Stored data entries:
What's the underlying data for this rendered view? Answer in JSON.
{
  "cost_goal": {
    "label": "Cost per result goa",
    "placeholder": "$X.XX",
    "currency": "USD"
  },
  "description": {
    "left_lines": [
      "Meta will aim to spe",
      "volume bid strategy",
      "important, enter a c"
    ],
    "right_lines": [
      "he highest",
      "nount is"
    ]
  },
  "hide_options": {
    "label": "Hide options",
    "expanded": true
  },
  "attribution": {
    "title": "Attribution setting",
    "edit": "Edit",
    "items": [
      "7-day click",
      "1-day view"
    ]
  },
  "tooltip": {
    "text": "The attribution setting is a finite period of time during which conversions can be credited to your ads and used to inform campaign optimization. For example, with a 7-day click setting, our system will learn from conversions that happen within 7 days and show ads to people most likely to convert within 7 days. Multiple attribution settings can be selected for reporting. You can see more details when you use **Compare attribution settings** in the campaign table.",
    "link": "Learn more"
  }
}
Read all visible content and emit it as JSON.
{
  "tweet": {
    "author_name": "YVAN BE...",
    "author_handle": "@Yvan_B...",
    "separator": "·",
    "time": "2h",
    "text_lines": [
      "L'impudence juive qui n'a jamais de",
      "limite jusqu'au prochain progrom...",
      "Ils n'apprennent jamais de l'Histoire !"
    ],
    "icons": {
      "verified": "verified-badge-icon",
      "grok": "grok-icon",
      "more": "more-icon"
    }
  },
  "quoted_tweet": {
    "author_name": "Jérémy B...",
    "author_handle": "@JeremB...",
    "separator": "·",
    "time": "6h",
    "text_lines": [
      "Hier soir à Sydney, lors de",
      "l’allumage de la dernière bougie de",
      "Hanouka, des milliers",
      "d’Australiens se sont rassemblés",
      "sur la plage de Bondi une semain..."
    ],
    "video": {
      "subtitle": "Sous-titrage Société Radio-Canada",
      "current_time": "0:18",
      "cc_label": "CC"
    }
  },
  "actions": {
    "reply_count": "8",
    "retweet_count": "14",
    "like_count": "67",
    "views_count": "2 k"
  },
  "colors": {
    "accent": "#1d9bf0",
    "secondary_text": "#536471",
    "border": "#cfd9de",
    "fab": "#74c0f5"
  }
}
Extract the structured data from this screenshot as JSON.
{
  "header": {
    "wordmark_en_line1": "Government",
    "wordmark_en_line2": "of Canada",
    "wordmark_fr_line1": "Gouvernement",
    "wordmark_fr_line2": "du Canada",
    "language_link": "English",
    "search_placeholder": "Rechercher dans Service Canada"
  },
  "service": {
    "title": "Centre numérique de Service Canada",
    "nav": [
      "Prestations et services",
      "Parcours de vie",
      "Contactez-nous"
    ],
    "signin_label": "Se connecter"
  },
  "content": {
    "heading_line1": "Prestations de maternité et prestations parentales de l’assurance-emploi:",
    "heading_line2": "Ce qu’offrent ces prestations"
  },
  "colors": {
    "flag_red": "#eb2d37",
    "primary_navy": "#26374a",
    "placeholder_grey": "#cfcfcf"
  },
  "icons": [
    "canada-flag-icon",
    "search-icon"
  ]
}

- **Work to complete**: Your task is to list each line of the records with the word "jamais".

- **Solution to this problem**:
      "L'impudence juive qui n'a jamais de",
      "Ils n'apprennent jamais de l'Histoire !"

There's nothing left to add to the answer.